→ **REQUIRED TASK**: Repeat the full listing below verbatim and keep the images out.

--- start of DATA SECTION ---

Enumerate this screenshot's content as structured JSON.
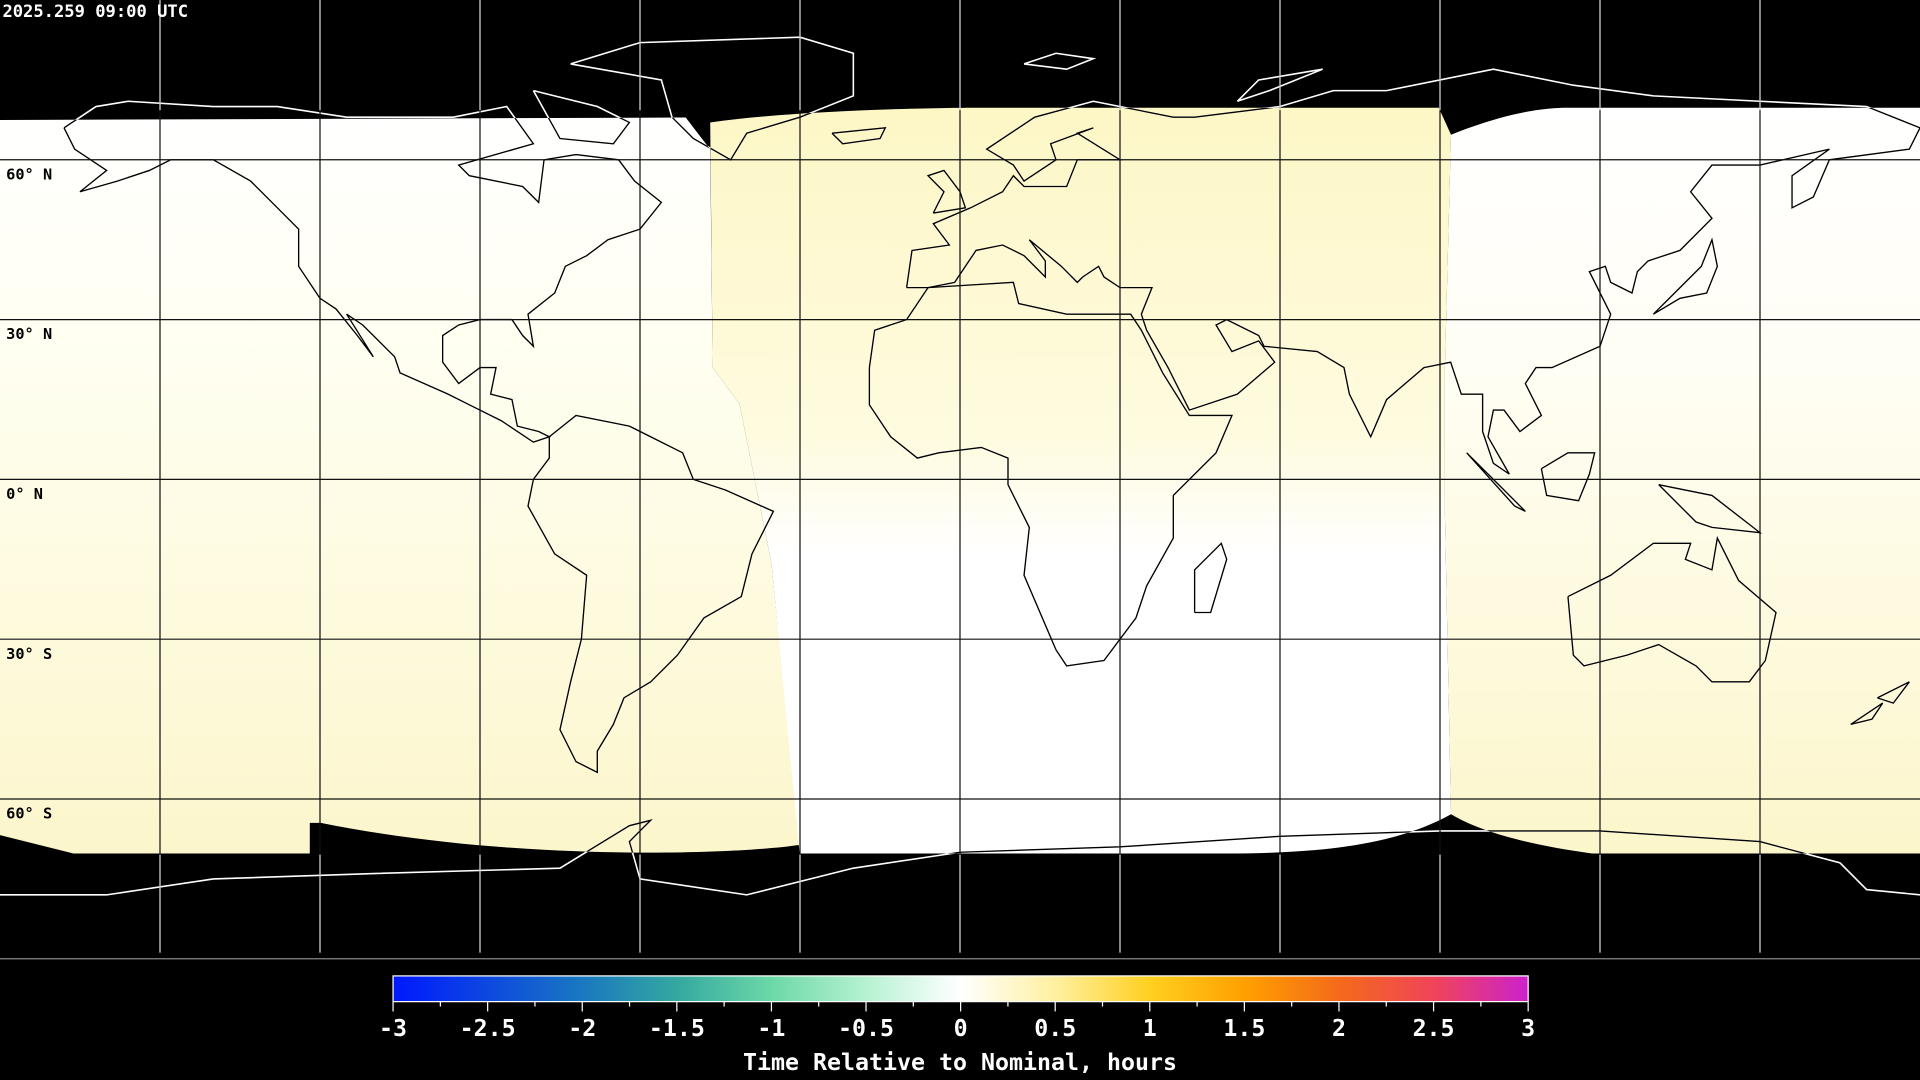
{
  "title": "2025.259 09:00 UTC",
  "map": {
    "projection": "equirectangular",
    "lon_range": [
      -180,
      180
    ],
    "lat_range": [
      -90,
      90
    ],
    "grid_lons": [
      -150,
      -120,
      -90,
      -60,
      -30,
      0,
      30,
      60,
      90,
      120,
      150
    ],
    "grid_lats": [
      60,
      30,
      0,
      -30,
      -60
    ],
    "lat_labels": [
      "60° N",
      "30° N",
      "0° N",
      "30° S",
      "60° S"
    ],
    "background_color": "#000000",
    "colors": {
      "near_zero": "#ffffff",
      "slightly_positive": "#fdf8c8"
    }
  },
  "colorbar": {
    "label": "Time Relative to Nominal, hours",
    "range": [
      -3,
      3
    ],
    "tick_labels": [
      "-3",
      "-2.5",
      "-2",
      "-1.5",
      "-1",
      "-0.5",
      "0",
      "0.5",
      "1",
      "1.5",
      "2",
      "2.5",
      "3"
    ],
    "stops": [
      {
        "value": -3,
        "color": "#0018ff"
      },
      {
        "value": -2,
        "color": "#1a78c0"
      },
      {
        "value": -1.5,
        "color": "#34a8a0"
      },
      {
        "value": -1,
        "color": "#6cd8a8"
      },
      {
        "value": -0.5,
        "color": "#b6f2d2"
      },
      {
        "value": 0,
        "color": "#ffffff"
      },
      {
        "value": 0.5,
        "color": "#fff0a0"
      },
      {
        "value": 1,
        "color": "#ffd020"
      },
      {
        "value": 1.5,
        "color": "#ffa000"
      },
      {
        "value": 2,
        "color": "#f46a1a"
      },
      {
        "value": 2.5,
        "color": "#f04458"
      },
      {
        "value": 3,
        "color": "#cc22cc"
      }
    ]
  }
}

--- end of DATA SECTION ---

→ **PROBLEM SOLUTION**:
Enumerate this screenshot's content as structured JSON.
{
  "title": "2025.259 09:00 UTC",
  "map": {
    "projection": "equirectangular",
    "lon_range": [
      -180,
      180
    ],
    "lat_range": [
      -90,
      90
    ],
    "grid_lons": [
      -150,
      -120,
      -90,
      -60,
      -30,
      0,
      30,
      60,
      90,
      120,
      150
    ],
    "grid_lats": [
      60,
      30,
      0,
      -30,
      -60
    ],
    "lat_labels": [
      "60° N",
      "30° N",
      "0° N",
      "30° S",
      "60° S"
    ],
    "background_color": "#000000",
    "colors": {
      "near_zero": "#ffffff",
      "slightly_positive": "#fdf8c8"
    }
  },
  "colorbar": {
    "label": "Time Relative to Nominal, hours",
    "range": [
      -3,
      3
    ],
    "tick_labels": [
      "-3",
      "-2.5",
      "-2",
      "-1.5",
      "-1",
      "-0.5",
      "0",
      "0.5",
      "1",
      "1.5",
      "2",
      "2.5",
      "3"
    ],
    "stops": [
      {
        "value": -3,
        "color": "#0018ff"
      },
      {
        "value": -2,
        "color": "#1a78c0"
      },
      {
        "value": -1.5,
        "color": "#34a8a0"
      },
      {
        "value": -1,
        "color": "#6cd8a8"
      },
      {
        "value": -0.5,
        "color": "#b6f2d2"
      },
      {
        "value": 0,
        "color": "#ffffff"
      },
      {
        "value": 0.5,
        "color": "#fff0a0"
      },
      {
        "value": 1,
        "color": "#ffd020"
      },
      {
        "value": 1.5,
        "color": "#ffa000"
      },
      {
        "value": 2,
        "color": "#f46a1a"
      },
      {
        "value": 2.5,
        "color": "#f04458"
      },
      {
        "value": 3,
        "color": "#cc22cc"
      }
    ]
  }
}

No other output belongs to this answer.